**WHAT THE TASK ASKS:** Write out the entries below once more, exactly.
─── MATERIAL FOR THE TASK ───
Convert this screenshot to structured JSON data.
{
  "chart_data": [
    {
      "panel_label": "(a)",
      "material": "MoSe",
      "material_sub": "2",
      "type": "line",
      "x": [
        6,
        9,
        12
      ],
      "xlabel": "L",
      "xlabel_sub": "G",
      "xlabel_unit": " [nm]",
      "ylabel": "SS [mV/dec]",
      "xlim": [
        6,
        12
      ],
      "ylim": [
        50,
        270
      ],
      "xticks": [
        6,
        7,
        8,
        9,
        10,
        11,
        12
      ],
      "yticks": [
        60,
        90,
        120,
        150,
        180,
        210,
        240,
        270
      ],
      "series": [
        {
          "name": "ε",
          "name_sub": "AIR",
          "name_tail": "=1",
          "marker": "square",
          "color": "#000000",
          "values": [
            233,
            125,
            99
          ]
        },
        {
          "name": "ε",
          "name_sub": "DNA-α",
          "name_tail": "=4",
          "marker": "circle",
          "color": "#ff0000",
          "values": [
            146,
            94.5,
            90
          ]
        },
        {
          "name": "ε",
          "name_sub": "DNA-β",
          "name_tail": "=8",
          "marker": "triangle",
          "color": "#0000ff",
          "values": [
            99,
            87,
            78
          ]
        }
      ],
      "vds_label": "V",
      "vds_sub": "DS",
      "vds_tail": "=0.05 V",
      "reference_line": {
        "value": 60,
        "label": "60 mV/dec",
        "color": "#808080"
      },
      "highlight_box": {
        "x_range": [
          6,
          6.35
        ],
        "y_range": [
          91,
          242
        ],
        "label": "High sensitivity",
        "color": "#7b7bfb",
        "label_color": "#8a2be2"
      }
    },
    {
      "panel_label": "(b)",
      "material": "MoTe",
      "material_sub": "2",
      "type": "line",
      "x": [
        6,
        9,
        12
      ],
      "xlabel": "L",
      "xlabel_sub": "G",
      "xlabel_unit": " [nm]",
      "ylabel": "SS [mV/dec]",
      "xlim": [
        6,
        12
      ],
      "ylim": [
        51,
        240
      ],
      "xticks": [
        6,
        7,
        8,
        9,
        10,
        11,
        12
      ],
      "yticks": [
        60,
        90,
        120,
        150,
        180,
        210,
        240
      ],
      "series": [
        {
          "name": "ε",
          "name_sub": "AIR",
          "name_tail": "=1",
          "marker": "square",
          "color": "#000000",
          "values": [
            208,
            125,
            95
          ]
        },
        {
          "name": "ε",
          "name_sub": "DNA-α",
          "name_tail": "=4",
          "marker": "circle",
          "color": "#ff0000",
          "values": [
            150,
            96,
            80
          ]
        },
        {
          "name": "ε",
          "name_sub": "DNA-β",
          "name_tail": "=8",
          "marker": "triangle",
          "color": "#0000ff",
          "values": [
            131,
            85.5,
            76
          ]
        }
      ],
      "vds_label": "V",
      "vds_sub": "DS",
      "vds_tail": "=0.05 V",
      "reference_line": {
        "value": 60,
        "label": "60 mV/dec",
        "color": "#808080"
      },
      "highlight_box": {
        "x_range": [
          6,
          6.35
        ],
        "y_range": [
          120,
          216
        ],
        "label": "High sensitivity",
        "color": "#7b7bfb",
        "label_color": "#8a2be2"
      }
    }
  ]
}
───
**THE SOLUTION:**
Convert this screenshot to structured JSON data.
{
  "chart_data": [
    {
      "panel_label": "(a)",
      "material": "MoSe",
      "material_sub": "2",
      "type": "line",
      "x": [
        6,
        9,
        12
      ],
      "xlabel": "L",
      "xlabel_sub": "G",
      "xlabel_unit": " [nm]",
      "ylabel": "SS [mV/dec]",
      "xlim": [
        6,
        12
      ],
      "ylim": [
        50,
        270
      ],
      "xticks": [
        6,
        7,
        8,
        9,
        10,
        11,
        12
      ],
      "yticks": [
        60,
        90,
        120,
        150,
        180,
        210,
        240,
        270
      ],
      "series": [
        {
          "name": "ε",
          "name_sub": "AIR",
          "name_tail": "=1",
          "marker": "square",
          "color": "#000000",
          "values": [
            233,
            125,
            99
          ]
        },
        {
          "name": "ε",
          "name_sub": "DNA-α",
          "name_tail": "=4",
          "marker": "circle",
          "color": "#ff0000",
          "values": [
            146,
            94.5,
            90
          ]
        },
        {
          "name": "ε",
          "name_sub": "DNA-β",
          "name_tail": "=8",
          "marker": "triangle",
          "color": "#0000ff",
          "values": [
            99,
            87,
            78
          ]
        }
      ],
      "vds_label": "V",
      "vds_sub": "DS",
      "vds_tail": "=0.05 V",
      "reference_line": {
        "value": 60,
        "label": "60 mV/dec",
        "color": "#808080"
      },
      "highlight_box": {
        "x_range": [
          6,
          6.35
        ],
        "y_range": [
          91,
          242
        ],
        "label": "High sensitivity",
        "color": "#7b7bfb",
        "label_color": "#8a2be2"
      }
    },
    {
      "panel_label": "(b)",
      "material": "MoTe",
      "material_sub": "2",
      "type": "line",
      "x": [
        6,
        9,
        12
      ],
      "xlabel": "L",
      "xlabel_sub": "G",
      "xlabel_unit": " [nm]",
      "ylabel": "SS [mV/dec]",
      "xlim": [
        6,
        12
      ],
      "ylim": [
        51,
        240
      ],
      "xticks": [
        6,
        7,
        8,
        9,
        10,
        11,
        12
      ],
      "yticks": [
        60,
        90,
        120,
        150,
        180,
        210,
        240
      ],
      "series": [
        {
          "name": "ε",
          "name_sub": "AIR",
          "name_tail": "=1",
          "marker": "square",
          "color": "#000000",
          "values": [
            208,
            125,
            95
          ]
        },
        {
          "name": "ε",
          "name_sub": "DNA-α",
          "name_tail": "=4",
          "marker": "circle",
          "color": "#ff0000",
          "values": [
            150,
            96,
            80
          ]
        },
        {
          "name": "ε",
          "name_sub": "DNA-β",
          "name_tail": "=8",
          "marker": "triangle",
          "color": "#0000ff",
          "values": [
            131,
            85.5,
            76
          ]
        }
      ],
      "vds_label": "V",
      "vds_sub": "DS",
      "vds_tail": "=0.05 V",
      "reference_line": {
        "value": 60,
        "label": "60 mV/dec",
        "color": "#808080"
      },
      "highlight_box": {
        "x_range": [
          6,
          6.35
        ],
        "y_range": [
          120,
          216
        ],
        "label": "High sensitivity",
        "color": "#7b7bfb",
        "label_color": "#8a2be2"
      }
    }
  ]
}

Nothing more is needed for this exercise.